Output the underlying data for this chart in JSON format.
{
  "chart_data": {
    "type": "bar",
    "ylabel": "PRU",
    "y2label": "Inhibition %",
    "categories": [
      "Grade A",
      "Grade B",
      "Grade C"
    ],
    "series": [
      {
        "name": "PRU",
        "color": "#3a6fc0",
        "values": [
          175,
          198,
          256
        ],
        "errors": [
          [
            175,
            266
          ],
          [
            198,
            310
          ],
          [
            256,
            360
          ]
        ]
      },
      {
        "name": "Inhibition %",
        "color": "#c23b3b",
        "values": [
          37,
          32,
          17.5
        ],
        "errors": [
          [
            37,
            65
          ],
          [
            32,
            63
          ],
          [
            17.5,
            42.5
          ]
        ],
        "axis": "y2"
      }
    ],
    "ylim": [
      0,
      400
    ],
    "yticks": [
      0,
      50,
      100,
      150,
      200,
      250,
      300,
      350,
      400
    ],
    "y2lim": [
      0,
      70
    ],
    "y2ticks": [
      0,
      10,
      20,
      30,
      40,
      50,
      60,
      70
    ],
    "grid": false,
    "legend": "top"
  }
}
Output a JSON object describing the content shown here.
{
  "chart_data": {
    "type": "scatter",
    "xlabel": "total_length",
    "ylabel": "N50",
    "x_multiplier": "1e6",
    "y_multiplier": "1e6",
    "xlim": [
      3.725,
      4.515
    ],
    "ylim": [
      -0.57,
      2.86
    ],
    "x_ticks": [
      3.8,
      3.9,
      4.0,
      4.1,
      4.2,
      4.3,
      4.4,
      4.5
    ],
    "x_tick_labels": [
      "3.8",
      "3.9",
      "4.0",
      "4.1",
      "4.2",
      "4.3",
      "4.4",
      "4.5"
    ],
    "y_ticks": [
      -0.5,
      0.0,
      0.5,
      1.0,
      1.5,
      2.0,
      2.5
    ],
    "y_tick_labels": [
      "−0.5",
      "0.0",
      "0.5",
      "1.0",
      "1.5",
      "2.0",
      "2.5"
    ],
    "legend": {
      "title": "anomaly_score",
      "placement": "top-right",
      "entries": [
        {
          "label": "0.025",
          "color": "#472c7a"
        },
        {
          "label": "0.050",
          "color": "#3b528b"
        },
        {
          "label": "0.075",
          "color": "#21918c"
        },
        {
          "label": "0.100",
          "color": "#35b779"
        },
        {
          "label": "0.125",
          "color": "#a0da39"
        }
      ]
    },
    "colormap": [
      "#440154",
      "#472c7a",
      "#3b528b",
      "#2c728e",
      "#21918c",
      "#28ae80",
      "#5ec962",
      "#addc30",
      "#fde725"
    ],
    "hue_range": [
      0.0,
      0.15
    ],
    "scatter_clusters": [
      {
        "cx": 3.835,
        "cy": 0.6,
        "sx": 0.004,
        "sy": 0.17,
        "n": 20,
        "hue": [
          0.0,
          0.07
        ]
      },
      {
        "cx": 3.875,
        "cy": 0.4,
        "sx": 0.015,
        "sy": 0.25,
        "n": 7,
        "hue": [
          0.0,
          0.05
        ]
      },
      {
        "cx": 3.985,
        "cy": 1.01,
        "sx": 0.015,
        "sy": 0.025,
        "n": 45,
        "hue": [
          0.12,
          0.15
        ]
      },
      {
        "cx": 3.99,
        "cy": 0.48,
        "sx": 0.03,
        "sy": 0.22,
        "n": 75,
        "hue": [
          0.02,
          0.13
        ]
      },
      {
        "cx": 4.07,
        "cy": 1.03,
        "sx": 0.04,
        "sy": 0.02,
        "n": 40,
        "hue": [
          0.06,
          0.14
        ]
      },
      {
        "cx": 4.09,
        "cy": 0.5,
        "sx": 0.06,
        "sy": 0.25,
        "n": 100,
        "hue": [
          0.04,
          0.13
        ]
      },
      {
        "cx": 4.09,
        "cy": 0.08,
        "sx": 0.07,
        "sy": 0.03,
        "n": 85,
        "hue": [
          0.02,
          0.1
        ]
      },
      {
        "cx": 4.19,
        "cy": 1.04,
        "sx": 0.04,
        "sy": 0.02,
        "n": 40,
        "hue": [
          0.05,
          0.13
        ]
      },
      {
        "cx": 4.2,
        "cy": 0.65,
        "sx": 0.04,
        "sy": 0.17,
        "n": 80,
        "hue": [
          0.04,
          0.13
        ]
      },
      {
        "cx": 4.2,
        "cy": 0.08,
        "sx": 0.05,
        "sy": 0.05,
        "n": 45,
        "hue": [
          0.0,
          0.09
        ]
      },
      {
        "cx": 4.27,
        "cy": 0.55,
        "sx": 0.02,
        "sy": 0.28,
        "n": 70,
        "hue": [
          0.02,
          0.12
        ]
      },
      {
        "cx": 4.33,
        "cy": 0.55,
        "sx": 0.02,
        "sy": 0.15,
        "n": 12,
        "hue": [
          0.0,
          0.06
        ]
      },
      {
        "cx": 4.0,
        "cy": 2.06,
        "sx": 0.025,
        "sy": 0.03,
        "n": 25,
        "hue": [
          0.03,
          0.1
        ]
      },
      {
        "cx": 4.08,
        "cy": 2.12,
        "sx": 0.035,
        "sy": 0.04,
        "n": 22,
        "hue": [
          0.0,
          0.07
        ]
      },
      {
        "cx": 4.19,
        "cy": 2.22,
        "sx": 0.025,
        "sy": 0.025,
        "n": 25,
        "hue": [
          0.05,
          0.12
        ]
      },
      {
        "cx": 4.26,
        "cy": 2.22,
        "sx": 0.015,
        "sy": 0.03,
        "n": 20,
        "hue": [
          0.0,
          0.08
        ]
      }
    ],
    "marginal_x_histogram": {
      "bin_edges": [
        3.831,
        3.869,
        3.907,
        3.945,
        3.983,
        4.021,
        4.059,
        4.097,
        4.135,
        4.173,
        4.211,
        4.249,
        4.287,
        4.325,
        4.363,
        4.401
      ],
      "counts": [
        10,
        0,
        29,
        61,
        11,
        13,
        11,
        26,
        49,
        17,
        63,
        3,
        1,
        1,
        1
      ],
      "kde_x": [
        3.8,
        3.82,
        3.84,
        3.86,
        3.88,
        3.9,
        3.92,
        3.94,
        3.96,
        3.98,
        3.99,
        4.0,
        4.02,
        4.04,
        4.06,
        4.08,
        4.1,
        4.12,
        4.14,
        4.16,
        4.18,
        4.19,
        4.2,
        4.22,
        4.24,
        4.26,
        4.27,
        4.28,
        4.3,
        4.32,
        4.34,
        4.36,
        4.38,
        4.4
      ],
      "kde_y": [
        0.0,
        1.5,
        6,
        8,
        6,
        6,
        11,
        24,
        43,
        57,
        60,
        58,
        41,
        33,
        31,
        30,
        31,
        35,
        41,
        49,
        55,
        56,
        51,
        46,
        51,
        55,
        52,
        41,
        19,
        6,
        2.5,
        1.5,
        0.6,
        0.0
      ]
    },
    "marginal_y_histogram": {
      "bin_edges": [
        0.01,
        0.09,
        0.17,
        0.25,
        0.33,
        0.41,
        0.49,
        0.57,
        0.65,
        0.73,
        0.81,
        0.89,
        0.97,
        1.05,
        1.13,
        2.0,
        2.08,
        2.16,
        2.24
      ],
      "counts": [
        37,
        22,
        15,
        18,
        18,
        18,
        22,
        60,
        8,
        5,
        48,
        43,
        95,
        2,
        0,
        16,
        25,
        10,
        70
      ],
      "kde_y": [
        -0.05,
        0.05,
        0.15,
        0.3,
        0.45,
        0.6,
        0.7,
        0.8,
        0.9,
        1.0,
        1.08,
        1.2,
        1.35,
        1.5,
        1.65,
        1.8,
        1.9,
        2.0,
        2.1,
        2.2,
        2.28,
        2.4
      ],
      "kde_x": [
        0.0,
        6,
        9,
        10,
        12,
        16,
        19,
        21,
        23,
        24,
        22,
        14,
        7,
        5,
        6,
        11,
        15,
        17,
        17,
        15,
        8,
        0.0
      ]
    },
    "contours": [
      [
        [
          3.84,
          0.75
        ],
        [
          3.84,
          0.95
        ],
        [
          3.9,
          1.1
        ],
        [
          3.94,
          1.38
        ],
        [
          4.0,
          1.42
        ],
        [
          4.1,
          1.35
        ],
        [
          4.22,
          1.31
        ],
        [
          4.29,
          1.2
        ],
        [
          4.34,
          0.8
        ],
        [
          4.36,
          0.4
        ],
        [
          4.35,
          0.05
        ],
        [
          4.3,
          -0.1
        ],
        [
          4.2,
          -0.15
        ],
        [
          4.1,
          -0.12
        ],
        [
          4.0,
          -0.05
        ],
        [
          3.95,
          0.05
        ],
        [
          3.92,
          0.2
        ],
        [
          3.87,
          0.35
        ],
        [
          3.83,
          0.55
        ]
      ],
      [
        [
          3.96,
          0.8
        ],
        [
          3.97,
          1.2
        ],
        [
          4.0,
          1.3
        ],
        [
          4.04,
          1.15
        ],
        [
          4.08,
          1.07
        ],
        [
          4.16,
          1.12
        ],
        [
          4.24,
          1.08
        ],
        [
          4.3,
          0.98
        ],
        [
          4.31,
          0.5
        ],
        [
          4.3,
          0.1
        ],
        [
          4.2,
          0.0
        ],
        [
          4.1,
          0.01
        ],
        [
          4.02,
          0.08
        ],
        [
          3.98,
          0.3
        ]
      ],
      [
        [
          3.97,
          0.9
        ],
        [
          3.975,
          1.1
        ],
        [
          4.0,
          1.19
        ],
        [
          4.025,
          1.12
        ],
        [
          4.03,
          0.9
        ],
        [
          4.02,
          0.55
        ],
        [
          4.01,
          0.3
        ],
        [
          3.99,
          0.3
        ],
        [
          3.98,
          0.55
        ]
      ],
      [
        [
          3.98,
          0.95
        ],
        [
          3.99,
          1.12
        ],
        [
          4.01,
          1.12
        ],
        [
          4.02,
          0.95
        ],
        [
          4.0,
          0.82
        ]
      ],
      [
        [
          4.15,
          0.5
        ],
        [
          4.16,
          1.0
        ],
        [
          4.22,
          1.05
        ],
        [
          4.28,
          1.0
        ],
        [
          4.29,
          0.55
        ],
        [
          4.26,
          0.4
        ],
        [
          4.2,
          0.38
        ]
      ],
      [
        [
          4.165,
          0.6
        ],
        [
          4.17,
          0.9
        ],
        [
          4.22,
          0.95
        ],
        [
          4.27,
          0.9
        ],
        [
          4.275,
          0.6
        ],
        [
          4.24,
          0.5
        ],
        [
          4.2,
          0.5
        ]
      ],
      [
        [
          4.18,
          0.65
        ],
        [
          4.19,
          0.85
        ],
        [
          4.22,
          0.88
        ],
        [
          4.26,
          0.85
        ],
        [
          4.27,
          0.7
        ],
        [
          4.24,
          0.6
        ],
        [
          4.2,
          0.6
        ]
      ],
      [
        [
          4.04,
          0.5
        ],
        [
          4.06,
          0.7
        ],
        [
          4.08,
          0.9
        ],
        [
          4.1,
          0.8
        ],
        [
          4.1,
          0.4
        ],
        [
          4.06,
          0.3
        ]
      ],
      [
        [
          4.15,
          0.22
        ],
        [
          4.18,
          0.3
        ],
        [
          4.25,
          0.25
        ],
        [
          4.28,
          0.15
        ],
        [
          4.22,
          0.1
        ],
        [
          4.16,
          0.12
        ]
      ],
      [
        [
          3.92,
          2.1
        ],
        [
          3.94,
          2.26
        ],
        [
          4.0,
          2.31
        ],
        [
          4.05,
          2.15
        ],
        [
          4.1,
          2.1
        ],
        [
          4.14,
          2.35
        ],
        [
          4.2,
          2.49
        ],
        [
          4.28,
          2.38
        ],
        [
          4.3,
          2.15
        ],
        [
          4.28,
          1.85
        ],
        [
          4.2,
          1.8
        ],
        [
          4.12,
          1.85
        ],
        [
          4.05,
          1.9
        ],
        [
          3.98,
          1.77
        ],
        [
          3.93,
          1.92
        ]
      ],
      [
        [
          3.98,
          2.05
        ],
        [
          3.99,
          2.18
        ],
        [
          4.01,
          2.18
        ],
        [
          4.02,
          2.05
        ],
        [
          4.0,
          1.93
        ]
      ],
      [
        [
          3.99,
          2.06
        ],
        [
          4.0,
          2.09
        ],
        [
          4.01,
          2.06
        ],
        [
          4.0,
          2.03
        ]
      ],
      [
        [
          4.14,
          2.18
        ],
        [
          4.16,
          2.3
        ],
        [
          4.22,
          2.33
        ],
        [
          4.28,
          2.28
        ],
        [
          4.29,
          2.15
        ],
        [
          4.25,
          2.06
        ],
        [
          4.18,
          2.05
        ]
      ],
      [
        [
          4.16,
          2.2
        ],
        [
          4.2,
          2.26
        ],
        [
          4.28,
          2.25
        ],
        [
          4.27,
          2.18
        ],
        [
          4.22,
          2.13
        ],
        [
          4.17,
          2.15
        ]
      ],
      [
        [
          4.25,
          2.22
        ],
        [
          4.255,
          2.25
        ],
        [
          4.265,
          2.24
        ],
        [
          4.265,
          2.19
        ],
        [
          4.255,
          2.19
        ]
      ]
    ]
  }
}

What is required → From the entries above, select each line containing the string "Output".

Answer for this exercise →
Output the underlying data for this chart in JSON format.
Output a JSON object describing the content shown here.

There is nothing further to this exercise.